* _Data excerpts_
* * *

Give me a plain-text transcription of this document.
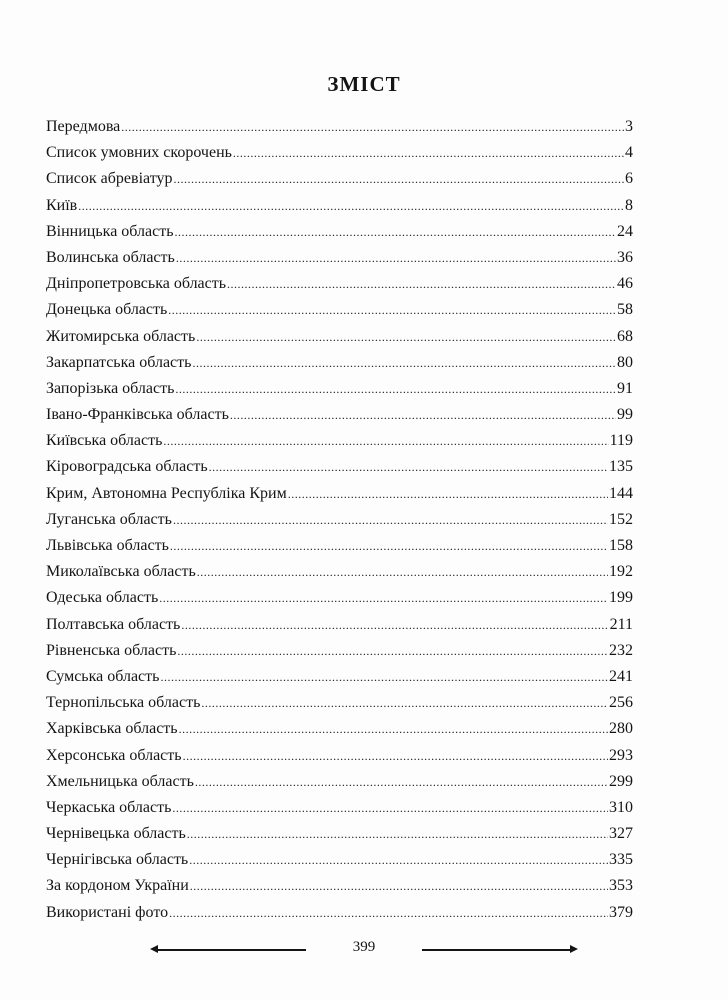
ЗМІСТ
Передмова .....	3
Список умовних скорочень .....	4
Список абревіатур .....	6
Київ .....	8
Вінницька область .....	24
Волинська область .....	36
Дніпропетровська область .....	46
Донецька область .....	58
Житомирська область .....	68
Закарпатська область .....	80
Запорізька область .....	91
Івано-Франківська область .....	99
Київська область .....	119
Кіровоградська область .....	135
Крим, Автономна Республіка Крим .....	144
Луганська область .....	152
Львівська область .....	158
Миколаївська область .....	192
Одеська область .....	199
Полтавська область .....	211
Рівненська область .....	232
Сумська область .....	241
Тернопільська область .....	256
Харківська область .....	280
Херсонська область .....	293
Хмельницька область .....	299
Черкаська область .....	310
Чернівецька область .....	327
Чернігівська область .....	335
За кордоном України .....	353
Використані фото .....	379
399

* * *

* _Job_
Gather from the entries above all lines that include the string "Список".

* _Exercise answer_
Список умовних скорочень .....	4
Список абревіатур .....	6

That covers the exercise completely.